Instructions for the task: Reading down the listing below, count the lines where the word "name" shows up, then give only that count.

Records from a data source:
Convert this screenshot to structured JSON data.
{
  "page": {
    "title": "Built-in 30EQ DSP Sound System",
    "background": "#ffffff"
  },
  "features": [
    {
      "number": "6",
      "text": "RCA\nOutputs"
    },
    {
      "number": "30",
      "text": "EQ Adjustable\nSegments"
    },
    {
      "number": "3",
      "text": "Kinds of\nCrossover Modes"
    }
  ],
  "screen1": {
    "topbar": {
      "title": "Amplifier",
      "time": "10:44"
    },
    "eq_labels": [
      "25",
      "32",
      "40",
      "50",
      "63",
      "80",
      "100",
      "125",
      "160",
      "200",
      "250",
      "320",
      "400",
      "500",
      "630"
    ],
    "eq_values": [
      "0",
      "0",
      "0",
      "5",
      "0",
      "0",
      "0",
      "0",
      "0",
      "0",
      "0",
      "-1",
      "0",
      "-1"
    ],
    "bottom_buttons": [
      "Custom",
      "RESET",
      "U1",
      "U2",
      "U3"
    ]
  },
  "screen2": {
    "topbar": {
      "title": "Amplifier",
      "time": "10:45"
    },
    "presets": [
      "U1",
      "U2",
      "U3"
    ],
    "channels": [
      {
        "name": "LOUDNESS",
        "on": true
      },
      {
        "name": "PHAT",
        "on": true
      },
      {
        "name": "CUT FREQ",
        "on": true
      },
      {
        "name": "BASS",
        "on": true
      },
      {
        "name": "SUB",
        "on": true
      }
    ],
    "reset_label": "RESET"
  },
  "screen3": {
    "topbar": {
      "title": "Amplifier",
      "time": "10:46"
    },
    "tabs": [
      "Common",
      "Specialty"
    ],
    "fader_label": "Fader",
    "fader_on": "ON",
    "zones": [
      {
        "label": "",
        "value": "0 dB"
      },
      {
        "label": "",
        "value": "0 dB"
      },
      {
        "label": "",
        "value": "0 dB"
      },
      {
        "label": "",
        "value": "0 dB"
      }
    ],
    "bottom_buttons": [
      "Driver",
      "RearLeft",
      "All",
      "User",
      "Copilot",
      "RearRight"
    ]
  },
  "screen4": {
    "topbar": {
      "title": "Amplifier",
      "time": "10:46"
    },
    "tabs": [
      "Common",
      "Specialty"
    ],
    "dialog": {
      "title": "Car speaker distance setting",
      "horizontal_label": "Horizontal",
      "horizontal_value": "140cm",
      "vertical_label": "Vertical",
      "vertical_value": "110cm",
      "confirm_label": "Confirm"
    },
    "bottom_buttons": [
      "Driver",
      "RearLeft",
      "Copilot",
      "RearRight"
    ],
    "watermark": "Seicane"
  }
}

Result: 5